Just days before I arrived at Lokananta, a Balinese Rockabilly band called The Hydrant wrapped up a session there for their new album. The band’s very presence at the studio says a lot about Lokananta’s changing image in the Indonesian music world. When I later met with Adi, The Hydrant’s bass player, he told me that until this year he’d never heard of Lokananta. Even as a lover of vintage recordings, he had no idea that his country boasted an old wood-paneled studio that is reportedly modeled on the famous Abbey Road in London. When he heard about that room from a friend in Jogjakarta, Adi and his band realized it was the perfect place to record an album ‘live in the studio’ just like their idols from the 50s and 60s (some of those idols were even released on the Lokananta label). According to Adi, the studio manager at Lokananta told him that The Hydrant was the first “riot and roll band” to record there, so the album became “Lokananta Riot.”
This trend of young bands recording live at Lokananta got its start in 2012, when Indonesian R&B singer Glenn Fredly and the indie pop group White Shoes and the Couples Company both completed projects there. For these artists, recording in the company’s vintage studio served to emphasize their connection with Indonesia’s national music history, and also to draw attention to Lokananta’s important role in that history. In fact, the album that White Shoes recorded, Menyanyikan Lagu2 Daerah, was entirely based on the style of regional folk songs (lagu daerah) that Lokananta distributed in its early years.

### TASK 1
Retype the records starting at the beginning and ending at the line that contains "back-to-designs-button[interactable]: Back to".

### AVAILABLE DATA
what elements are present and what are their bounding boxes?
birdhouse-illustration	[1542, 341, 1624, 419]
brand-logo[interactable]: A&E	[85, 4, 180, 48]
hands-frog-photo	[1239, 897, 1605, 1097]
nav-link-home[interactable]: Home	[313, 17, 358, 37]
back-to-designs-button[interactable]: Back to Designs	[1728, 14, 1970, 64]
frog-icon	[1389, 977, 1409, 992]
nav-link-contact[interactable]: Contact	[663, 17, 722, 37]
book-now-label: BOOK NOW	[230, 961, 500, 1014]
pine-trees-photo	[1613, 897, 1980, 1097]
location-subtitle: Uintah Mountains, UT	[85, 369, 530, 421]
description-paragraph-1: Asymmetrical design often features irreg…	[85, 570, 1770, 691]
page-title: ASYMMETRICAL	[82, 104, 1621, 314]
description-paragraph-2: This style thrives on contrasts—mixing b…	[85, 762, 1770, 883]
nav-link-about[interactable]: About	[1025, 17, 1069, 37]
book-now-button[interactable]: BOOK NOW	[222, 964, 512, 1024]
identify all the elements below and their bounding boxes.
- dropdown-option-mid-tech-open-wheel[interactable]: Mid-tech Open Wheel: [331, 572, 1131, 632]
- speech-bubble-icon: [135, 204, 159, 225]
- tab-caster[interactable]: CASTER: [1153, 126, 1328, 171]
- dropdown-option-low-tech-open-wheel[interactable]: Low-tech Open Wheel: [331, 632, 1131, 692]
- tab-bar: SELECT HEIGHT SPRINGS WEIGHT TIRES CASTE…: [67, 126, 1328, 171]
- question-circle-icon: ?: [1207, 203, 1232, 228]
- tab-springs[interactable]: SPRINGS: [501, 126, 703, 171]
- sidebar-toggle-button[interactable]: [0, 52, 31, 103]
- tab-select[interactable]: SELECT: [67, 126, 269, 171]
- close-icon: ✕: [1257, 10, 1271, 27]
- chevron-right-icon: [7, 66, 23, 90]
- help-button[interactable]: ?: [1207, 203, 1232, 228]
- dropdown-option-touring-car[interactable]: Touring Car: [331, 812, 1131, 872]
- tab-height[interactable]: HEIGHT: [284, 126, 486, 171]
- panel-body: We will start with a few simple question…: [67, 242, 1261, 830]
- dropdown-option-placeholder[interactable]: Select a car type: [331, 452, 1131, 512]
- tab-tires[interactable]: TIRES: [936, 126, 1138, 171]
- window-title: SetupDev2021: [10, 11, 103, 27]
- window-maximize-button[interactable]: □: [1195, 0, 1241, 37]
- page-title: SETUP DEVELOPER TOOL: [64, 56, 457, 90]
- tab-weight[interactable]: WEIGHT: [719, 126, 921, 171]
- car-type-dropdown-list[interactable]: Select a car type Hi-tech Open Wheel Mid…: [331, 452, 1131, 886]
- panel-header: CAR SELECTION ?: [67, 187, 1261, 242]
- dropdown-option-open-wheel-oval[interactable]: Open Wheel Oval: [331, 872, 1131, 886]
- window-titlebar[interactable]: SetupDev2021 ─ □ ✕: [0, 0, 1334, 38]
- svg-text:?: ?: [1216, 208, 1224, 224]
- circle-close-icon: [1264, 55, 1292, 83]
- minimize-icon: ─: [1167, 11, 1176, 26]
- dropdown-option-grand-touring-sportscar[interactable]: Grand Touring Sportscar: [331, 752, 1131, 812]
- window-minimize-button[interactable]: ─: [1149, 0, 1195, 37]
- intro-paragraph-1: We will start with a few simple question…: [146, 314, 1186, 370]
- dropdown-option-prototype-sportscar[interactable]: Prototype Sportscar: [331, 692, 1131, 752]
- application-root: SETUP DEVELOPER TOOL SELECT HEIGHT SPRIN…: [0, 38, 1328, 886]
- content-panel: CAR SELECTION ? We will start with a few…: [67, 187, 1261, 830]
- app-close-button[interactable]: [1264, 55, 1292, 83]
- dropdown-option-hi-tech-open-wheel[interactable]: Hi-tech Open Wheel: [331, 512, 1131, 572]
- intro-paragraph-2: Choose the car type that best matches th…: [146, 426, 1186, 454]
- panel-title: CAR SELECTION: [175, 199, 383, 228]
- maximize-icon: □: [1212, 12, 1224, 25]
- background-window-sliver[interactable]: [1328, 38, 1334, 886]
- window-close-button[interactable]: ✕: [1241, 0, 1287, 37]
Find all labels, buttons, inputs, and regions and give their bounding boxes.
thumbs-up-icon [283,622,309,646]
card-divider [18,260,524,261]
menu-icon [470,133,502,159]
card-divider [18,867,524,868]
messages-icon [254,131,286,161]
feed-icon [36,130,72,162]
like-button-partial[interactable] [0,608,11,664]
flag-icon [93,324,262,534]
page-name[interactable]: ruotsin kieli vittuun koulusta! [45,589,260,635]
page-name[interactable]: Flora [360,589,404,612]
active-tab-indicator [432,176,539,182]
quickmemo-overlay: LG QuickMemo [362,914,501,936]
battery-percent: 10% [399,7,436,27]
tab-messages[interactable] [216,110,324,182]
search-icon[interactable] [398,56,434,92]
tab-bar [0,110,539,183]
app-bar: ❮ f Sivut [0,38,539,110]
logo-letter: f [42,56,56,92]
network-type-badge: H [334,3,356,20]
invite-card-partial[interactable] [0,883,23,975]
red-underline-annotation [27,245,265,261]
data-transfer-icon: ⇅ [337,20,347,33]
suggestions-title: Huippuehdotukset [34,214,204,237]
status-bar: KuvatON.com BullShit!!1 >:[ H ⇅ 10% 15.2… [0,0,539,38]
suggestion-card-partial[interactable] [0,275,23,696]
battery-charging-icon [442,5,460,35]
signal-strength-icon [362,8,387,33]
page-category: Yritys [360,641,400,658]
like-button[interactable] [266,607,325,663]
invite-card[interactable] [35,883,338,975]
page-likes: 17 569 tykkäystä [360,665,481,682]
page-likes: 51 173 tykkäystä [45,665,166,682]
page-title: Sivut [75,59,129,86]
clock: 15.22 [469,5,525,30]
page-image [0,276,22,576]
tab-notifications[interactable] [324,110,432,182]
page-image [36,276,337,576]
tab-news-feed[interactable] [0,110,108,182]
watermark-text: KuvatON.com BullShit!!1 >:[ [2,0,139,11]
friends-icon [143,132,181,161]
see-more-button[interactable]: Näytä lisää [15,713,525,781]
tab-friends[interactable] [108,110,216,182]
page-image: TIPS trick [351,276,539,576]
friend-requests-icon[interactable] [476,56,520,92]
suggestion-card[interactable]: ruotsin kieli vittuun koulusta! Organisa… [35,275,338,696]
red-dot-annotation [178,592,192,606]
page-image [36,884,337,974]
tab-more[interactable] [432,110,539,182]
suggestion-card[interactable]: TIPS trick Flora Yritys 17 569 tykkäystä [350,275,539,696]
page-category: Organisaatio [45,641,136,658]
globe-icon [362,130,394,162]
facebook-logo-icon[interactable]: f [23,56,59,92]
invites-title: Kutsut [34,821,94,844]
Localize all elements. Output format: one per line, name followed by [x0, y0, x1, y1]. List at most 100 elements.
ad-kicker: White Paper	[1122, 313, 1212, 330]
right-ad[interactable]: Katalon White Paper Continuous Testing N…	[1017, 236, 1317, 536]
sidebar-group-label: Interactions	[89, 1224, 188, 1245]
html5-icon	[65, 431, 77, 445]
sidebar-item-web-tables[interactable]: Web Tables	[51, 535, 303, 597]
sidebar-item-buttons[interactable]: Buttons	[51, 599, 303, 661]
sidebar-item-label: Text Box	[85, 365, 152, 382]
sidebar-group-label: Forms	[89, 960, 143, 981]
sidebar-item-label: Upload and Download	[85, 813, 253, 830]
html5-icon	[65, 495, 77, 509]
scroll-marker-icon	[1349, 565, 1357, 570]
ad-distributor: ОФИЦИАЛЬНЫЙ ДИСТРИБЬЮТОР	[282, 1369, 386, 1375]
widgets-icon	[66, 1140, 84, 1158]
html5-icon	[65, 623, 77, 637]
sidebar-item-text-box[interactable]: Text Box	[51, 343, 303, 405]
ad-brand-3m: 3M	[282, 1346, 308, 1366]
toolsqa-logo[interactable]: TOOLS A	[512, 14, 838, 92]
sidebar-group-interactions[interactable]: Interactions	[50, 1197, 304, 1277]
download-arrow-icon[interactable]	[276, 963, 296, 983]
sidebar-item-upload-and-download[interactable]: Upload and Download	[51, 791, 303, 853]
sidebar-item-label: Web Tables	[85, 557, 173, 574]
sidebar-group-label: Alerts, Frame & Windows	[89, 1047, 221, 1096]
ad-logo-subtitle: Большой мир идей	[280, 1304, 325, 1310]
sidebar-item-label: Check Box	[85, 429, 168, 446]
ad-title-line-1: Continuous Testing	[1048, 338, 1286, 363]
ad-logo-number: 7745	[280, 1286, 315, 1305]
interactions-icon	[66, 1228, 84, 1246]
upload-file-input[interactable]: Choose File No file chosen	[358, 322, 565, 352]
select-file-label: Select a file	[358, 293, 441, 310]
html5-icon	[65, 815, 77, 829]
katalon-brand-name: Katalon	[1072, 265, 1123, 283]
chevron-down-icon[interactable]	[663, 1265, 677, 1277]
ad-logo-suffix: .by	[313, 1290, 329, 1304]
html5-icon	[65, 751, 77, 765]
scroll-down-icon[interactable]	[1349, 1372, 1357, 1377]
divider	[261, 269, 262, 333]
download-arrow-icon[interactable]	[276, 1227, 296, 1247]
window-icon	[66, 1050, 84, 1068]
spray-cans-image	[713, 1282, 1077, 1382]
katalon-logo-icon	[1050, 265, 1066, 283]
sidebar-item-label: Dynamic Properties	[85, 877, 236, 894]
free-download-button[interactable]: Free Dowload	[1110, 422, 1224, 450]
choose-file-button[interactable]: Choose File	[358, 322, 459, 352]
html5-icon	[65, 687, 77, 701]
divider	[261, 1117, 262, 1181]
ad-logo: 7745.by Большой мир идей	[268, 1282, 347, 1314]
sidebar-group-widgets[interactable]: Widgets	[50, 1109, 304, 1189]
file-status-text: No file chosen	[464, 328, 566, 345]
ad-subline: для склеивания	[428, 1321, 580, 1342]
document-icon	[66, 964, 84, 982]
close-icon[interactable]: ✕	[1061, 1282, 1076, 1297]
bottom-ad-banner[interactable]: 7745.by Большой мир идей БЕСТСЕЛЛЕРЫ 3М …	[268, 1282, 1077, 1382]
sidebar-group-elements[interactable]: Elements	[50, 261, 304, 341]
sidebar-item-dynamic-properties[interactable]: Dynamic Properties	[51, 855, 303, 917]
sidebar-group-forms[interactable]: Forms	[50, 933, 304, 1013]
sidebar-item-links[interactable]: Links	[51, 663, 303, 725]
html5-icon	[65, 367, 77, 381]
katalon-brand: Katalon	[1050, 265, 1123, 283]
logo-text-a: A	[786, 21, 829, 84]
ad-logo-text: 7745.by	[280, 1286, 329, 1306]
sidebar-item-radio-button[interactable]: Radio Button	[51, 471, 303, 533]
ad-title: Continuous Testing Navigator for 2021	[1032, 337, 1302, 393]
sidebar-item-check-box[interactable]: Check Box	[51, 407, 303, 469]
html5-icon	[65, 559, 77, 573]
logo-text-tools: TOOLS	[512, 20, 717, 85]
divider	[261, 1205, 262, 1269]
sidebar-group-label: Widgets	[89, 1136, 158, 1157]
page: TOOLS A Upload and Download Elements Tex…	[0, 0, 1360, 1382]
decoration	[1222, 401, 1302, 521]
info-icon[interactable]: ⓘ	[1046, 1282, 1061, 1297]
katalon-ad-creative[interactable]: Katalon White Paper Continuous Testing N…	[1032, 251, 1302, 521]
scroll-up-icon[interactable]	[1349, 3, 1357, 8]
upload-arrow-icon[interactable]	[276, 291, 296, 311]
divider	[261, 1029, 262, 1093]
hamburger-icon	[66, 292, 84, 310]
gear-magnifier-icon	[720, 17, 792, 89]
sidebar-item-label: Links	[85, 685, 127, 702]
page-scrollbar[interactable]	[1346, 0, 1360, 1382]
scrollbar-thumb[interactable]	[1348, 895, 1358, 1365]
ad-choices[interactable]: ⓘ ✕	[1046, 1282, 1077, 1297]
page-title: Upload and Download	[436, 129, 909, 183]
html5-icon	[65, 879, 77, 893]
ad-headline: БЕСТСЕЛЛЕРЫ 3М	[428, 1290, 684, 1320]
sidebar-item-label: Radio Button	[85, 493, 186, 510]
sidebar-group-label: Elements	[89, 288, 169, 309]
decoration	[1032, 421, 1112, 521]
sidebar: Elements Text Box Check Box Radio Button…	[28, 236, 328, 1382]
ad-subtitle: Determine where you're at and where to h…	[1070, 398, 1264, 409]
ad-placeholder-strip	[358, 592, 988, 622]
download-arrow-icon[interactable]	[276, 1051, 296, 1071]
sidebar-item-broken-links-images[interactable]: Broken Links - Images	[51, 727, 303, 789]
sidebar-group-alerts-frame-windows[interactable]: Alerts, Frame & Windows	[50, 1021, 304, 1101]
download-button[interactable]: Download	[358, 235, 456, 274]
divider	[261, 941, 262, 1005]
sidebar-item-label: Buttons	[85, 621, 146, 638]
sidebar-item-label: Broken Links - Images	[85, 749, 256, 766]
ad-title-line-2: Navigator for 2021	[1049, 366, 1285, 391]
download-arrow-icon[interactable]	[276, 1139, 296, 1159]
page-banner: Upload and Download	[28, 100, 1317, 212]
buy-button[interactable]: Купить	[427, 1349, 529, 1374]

### TASK 2
Write out the Lokananta excerpt starting at "This trend of" and ending at "its early years.", replacing "vintage" with "old".

### TASK RESPONSE 1
what elements are present and what are their bounding boxes?
birdhouse-illustration	[1542, 341, 1624, 419]
brand-logo[interactable]: A&E	[85, 4, 180, 48]
hands-frog-photo	[1239, 897, 1605, 1097]
nav-link-home[interactable]: Home	[313, 17, 358, 37]
back-to-designs-button[interactable]: Back to Designs	[1728, 14, 1970, 64]

### TASK RESPONSE 2
This trend of young bands recording live at Lokananta got its start in 2012, when Indonesian R&B singer Glenn Fredly and the indie pop group White Shoes and the Couples Company both completed projects there. For these artists, recording in the company’s old studio served to emphasize their connection with Indonesia’s national music history, and also to draw attention to Lokananta’s important role in that history. In fact, the album that White Shoes recorded, Menyanyikan Lagu2 Daerah, was entirely based on the style of regional folk songs (lagu daerah) that Lokananta distributed in its early years.